++++ AVAILABLE DATA ++++

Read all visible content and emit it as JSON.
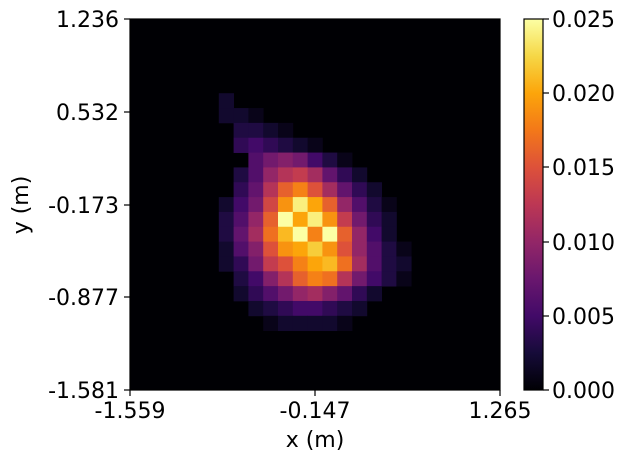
{
  "chart_data": {
    "type": "heatmap",
    "title": "",
    "xlabel": "x (m)",
    "ylabel": "y (m)",
    "xlim": [
      -1.559,
      1.265
    ],
    "ylim": [
      -1.581,
      1.236
    ],
    "x_ticks": [
      "-1.559",
      "-0.147",
      "1.265"
    ],
    "y_ticks": [
      "1.236",
      "0.532",
      "-0.173",
      "-0.877",
      "-1.581"
    ],
    "colormap": "inferno",
    "colorbar": {
      "range": [
        0.0,
        0.025
      ],
      "ticks": [
        "0.000",
        "0.005",
        "0.010",
        "0.015",
        "0.020",
        "0.025"
      ]
    },
    "grid_size": [
      25,
      25
    ],
    "cells": [
      [
        6,
        5,
        0.002
      ],
      [
        6,
        6,
        0.002
      ],
      [
        7,
        6,
        0.002
      ],
      [
        8,
        6,
        0.001
      ],
      [
        7,
        7,
        0.003
      ],
      [
        8,
        7,
        0.003
      ],
      [
        9,
        7,
        0.002
      ],
      [
        10,
        7,
        0.001
      ],
      [
        7,
        8,
        0.004
      ],
      [
        8,
        8,
        0.005
      ],
      [
        9,
        8,
        0.004
      ],
      [
        10,
        8,
        0.003
      ],
      [
        11,
        8,
        0.002
      ],
      [
        12,
        8,
        0.001
      ],
      [
        8,
        9,
        0.006
      ],
      [
        9,
        9,
        0.008
      ],
      [
        10,
        9,
        0.009
      ],
      [
        11,
        9,
        0.008
      ],
      [
        12,
        9,
        0.005
      ],
      [
        13,
        9,
        0.003
      ],
      [
        14,
        9,
        0.001
      ],
      [
        7,
        10,
        0.003
      ],
      [
        8,
        10,
        0.006
      ],
      [
        9,
        10,
        0.01
      ],
      [
        10,
        10,
        0.012
      ],
      [
        11,
        10,
        0.013
      ],
      [
        12,
        10,
        0.011
      ],
      [
        13,
        10,
        0.007
      ],
      [
        14,
        10,
        0.004
      ],
      [
        15,
        10,
        0.002
      ],
      [
        7,
        11,
        0.004
      ],
      [
        8,
        11,
        0.007
      ],
      [
        9,
        11,
        0.012
      ],
      [
        10,
        11,
        0.016
      ],
      [
        11,
        11,
        0.018
      ],
      [
        12,
        11,
        0.015
      ],
      [
        13,
        11,
        0.011
      ],
      [
        14,
        11,
        0.007
      ],
      [
        15,
        11,
        0.004
      ],
      [
        16,
        11,
        0.002
      ],
      [
        6,
        12,
        0.002
      ],
      [
        7,
        12,
        0.005
      ],
      [
        8,
        12,
        0.008
      ],
      [
        9,
        12,
        0.014
      ],
      [
        10,
        12,
        0.019
      ],
      [
        11,
        12,
        0.024
      ],
      [
        12,
        12,
        0.02
      ],
      [
        13,
        12,
        0.016
      ],
      [
        14,
        12,
        0.01
      ],
      [
        15,
        12,
        0.006
      ],
      [
        16,
        12,
        0.003
      ],
      [
        17,
        12,
        0.001
      ],
      [
        6,
        13,
        0.003
      ],
      [
        7,
        13,
        0.006
      ],
      [
        8,
        13,
        0.01
      ],
      [
        9,
        13,
        0.016
      ],
      [
        10,
        13,
        0.025
      ],
      [
        11,
        13,
        0.02
      ],
      [
        12,
        13,
        0.024
      ],
      [
        13,
        13,
        0.019
      ],
      [
        14,
        13,
        0.013
      ],
      [
        15,
        13,
        0.008
      ],
      [
        16,
        13,
        0.004
      ],
      [
        17,
        13,
        0.002
      ],
      [
        6,
        14,
        0.003
      ],
      [
        7,
        14,
        0.007
      ],
      [
        8,
        14,
        0.011
      ],
      [
        9,
        14,
        0.017
      ],
      [
        10,
        14,
        0.021
      ],
      [
        11,
        14,
        0.025
      ],
      [
        12,
        14,
        0.018
      ],
      [
        13,
        14,
        0.025
      ],
      [
        14,
        14,
        0.016
      ],
      [
        15,
        14,
        0.01
      ],
      [
        16,
        14,
        0.005
      ],
      [
        17,
        14,
        0.002
      ],
      [
        6,
        15,
        0.002
      ],
      [
        7,
        15,
        0.006
      ],
      [
        8,
        15,
        0.009
      ],
      [
        9,
        15,
        0.015
      ],
      [
        10,
        15,
        0.019
      ],
      [
        11,
        15,
        0.02
      ],
      [
        12,
        15,
        0.022
      ],
      [
        13,
        15,
        0.019
      ],
      [
        14,
        15,
        0.015
      ],
      [
        15,
        15,
        0.01
      ],
      [
        16,
        15,
        0.006
      ],
      [
        17,
        15,
        0.003
      ],
      [
        18,
        15,
        0.001
      ],
      [
        6,
        16,
        0.002
      ],
      [
        7,
        16,
        0.004
      ],
      [
        8,
        16,
        0.008
      ],
      [
        9,
        16,
        0.013
      ],
      [
        10,
        16,
        0.015
      ],
      [
        11,
        16,
        0.018
      ],
      [
        12,
        16,
        0.02
      ],
      [
        13,
        16,
        0.021
      ],
      [
        14,
        16,
        0.017
      ],
      [
        15,
        16,
        0.011
      ],
      [
        16,
        16,
        0.006
      ],
      [
        17,
        16,
        0.003
      ],
      [
        18,
        16,
        0.002
      ],
      [
        7,
        17,
        0.003
      ],
      [
        8,
        17,
        0.005
      ],
      [
        9,
        17,
        0.009
      ],
      [
        10,
        17,
        0.012
      ],
      [
        11,
        17,
        0.016
      ],
      [
        12,
        17,
        0.018
      ],
      [
        13,
        17,
        0.017
      ],
      [
        14,
        17,
        0.012
      ],
      [
        15,
        17,
        0.008
      ],
      [
        16,
        17,
        0.005
      ],
      [
        17,
        17,
        0.003
      ],
      [
        18,
        17,
        0.001
      ],
      [
        7,
        18,
        0.002
      ],
      [
        8,
        18,
        0.004
      ],
      [
        9,
        18,
        0.006
      ],
      [
        10,
        18,
        0.008
      ],
      [
        11,
        18,
        0.01
      ],
      [
        12,
        18,
        0.011
      ],
      [
        13,
        18,
        0.009
      ],
      [
        14,
        18,
        0.007
      ],
      [
        15,
        18,
        0.004
      ],
      [
        16,
        18,
        0.002
      ],
      [
        8,
        19,
        0.002
      ],
      [
        9,
        19,
        0.003
      ],
      [
        10,
        19,
        0.004
      ],
      [
        11,
        19,
        0.005
      ],
      [
        12,
        19,
        0.005
      ],
      [
        13,
        19,
        0.004
      ],
      [
        14,
        19,
        0.003
      ],
      [
        15,
        19,
        0.002
      ],
      [
        9,
        20,
        0.001
      ],
      [
        10,
        20,
        0.002
      ],
      [
        11,
        20,
        0.002
      ],
      [
        12,
        20,
        0.002
      ],
      [
        13,
        20,
        0.002
      ],
      [
        14,
        20,
        0.001
      ]
    ]
  }
}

++++

TASK DETAILS → Copy out each line word for word, please, skipping the images.

REPLY →
Read all visible content and emit it as JSON.
{
  "chart_data": {
    "type": "heatmap",
    "title": "",
    "xlabel": "x (m)",
    "ylabel": "y (m)",
    "xlim": [
      -1.559,
      1.265
    ],
    "ylim": [
      -1.581,
      1.236
    ],
    "x_ticks": [
      "-1.559",
      "-0.147",
      "1.265"
    ],
    "y_ticks": [
      "1.236",
      "0.532",
      "-0.173",
      "-0.877",
      "-1.581"
    ],
    "colormap": "inferno",
    "colorbar": {
      "range": [
        0.0,
        0.025
      ],
      "ticks": [
        "0.000",
        "0.005",
        "0.010",
        "0.015",
        "0.020",
        "0.025"
      ]
    },
    "grid_size": [
      25,
      25
    ],
    "cells": [
      [
        6,
        5,
        0.002
      ],
      [
        6,
        6,
        0.002
      ],
      [
        7,
        6,
        0.002
      ],
      [
        8,
        6,
        0.001
      ],
      [
        7,
        7,
        0.003
      ],
      [
        8,
        7,
        0.003
      ],
      [
        9,
        7,
        0.002
      ],
      [
        10,
        7,
        0.001
      ],
      [
        7,
        8,
        0.004
      ],
      [
        8,
        8,
        0.005
      ],
      [
        9,
        8,
        0.004
      ],
      [
        10,
        8,
        0.003
      ],
      [
        11,
        8,
        0.002
      ],
      [
        12,
        8,
        0.001
      ],
      [
        8,
        9,
        0.006
      ],
      [
        9,
        9,
        0.008
      ],
      [
        10,
        9,
        0.009
      ],
      [
        11,
        9,
        0.008
      ],
      [
        12,
        9,
        0.005
      ],
      [
        13,
        9,
        0.003
      ],
      [
        14,
        9,
        0.001
      ],
      [
        7,
        10,
        0.003
      ],
      [
        8,
        10,
        0.006
      ],
      [
        9,
        10,
        0.01
      ],
      [
        10,
        10,
        0.012
      ],
      [
        11,
        10,
        0.013
      ],
      [
        12,
        10,
        0.011
      ],
      [
        13,
        10,
        0.007
      ],
      [
        14,
        10,
        0.004
      ],
      [
        15,
        10,
        0.002
      ],
      [
        7,
        11,
        0.004
      ],
      [
        8,
        11,
        0.007
      ],
      [
        9,
        11,
        0.012
      ],
      [
        10,
        11,
        0.016
      ],
      [
        11,
        11,
        0.018
      ],
      [
        12,
        11,
        0.015
      ],
      [
        13,
        11,
        0.011
      ],
      [
        14,
        11,
        0.007
      ],
      [
        15,
        11,
        0.004
      ],
      [
        16,
        11,
        0.002
      ],
      [
        6,
        12,
        0.002
      ],
      [
        7,
        12,
        0.005
      ],
      [
        8,
        12,
        0.008
      ],
      [
        9,
        12,
        0.014
      ],
      [
        10,
        12,
        0.019
      ],
      [
        11,
        12,
        0.024
      ],
      [
        12,
        12,
        0.02
      ],
      [
        13,
        12,
        0.016
      ],
      [
        14,
        12,
        0.01
      ],
      [
        15,
        12,
        0.006
      ],
      [
        16,
        12,
        0.003
      ],
      [
        17,
        12,
        0.001
      ],
      [
        6,
        13,
        0.003
      ],
      [
        7,
        13,
        0.006
      ],
      [
        8,
        13,
        0.01
      ],
      [
        9,
        13,
        0.016
      ],
      [
        10,
        13,
        0.025
      ],
      [
        11,
        13,
        0.02
      ],
      [
        12,
        13,
        0.024
      ],
      [
        13,
        13,
        0.019
      ],
      [
        14,
        13,
        0.013
      ],
      [
        15,
        13,
        0.008
      ],
      [
        16,
        13,
        0.004
      ],
      [
        17,
        13,
        0.002
      ],
      [
        6,
        14,
        0.003
      ],
      [
        7,
        14,
        0.007
      ],
      [
        8,
        14,
        0.011
      ],
      [
        9,
        14,
        0.017
      ],
      [
        10,
        14,
        0.021
      ],
      [
        11,
        14,
        0.025
      ],
      [
        12,
        14,
        0.018
      ],
      [
        13,
        14,
        0.025
      ],
      [
        14,
        14,
        0.016
      ],
      [
        15,
        14,
        0.01
      ],
      [
        16,
        14,
        0.005
      ],
      [
        17,
        14,
        0.002
      ],
      [
        6,
        15,
        0.002
      ],
      [
        7,
        15,
        0.006
      ],
      [
        8,
        15,
        0.009
      ],
      [
        9,
        15,
        0.015
      ],
      [
        10,
        15,
        0.019
      ],
      [
        11,
        15,
        0.02
      ],
      [
        12,
        15,
        0.022
      ],
      [
        13,
        15,
        0.019
      ],
      [
        14,
        15,
        0.015
      ],
      [
        15,
        15,
        0.01
      ],
      [
        16,
        15,
        0.006
      ],
      [
        17,
        15,
        0.003
      ],
      [
        18,
        15,
        0.001
      ],
      [
        6,
        16,
        0.002
      ],
      [
        7,
        16,
        0.004
      ],
      [
        8,
        16,
        0.008
      ],
      [
        9,
        16,
        0.013
      ],
      [
        10,
        16,
        0.015
      ],
      [
        11,
        16,
        0.018
      ],
      [
        12,
        16,
        0.02
      ],
      [
        13,
        16,
        0.021
      ],
      [
        14,
        16,
        0.017
      ],
      [
        15,
        16,
        0.011
      ],
      [
        16,
        16,
        0.006
      ],
      [
        17,
        16,
        0.003
      ],
      [
        18,
        16,
        0.002
      ],
      [
        7,
        17,
        0.003
      ],
      [
        8,
        17,
        0.005
      ],
      [
        9,
        17,
        0.009
      ],
      [
        10,
        17,
        0.012
      ],
      [
        11,
        17,
        0.016
      ],
      [
        12,
        17,
        0.018
      ],
      [
        13,
        17,
        0.017
      ],
      [
        14,
        17,
        0.012
      ],
      [
        15,
        17,
        0.008
      ],
      [
        16,
        17,
        0.005
      ],
      [
        17,
        17,
        0.003
      ],
      [
        18,
        17,
        0.001
      ],
      [
        7,
        18,
        0.002
      ],
      [
        8,
        18,
        0.004
      ],
      [
        9,
        18,
        0.006
      ],
      [
        10,
        18,
        0.008
      ],
      [
        11,
        18,
        0.01
      ],
      [
        12,
        18,
        0.011
      ],
      [
        13,
        18,
        0.009
      ],
      [
        14,
        18,
        0.007
      ],
      [
        15,
        18,
        0.004
      ],
      [
        16,
        18,
        0.002
      ],
      [
        8,
        19,
        0.002
      ],
      [
        9,
        19,
        0.003
      ],
      [
        10,
        19,
        0.004
      ],
      [
        11,
        19,
        0.005
      ],
      [
        12,
        19,
        0.005
      ],
      [
        13,
        19,
        0.004
      ],
      [
        14,
        19,
        0.003
      ],
      [
        15,
        19,
        0.002
      ],
      [
        9,
        20,
        0.001
      ],
      [
        10,
        20,
        0.002
      ],
      [
        11,
        20,
        0.002
      ],
      [
        12,
        20,
        0.002
      ],
      [
        13,
        20,
        0.002
      ],
      [
        14,
        20,
        0.001
      ]
    ]
  }
}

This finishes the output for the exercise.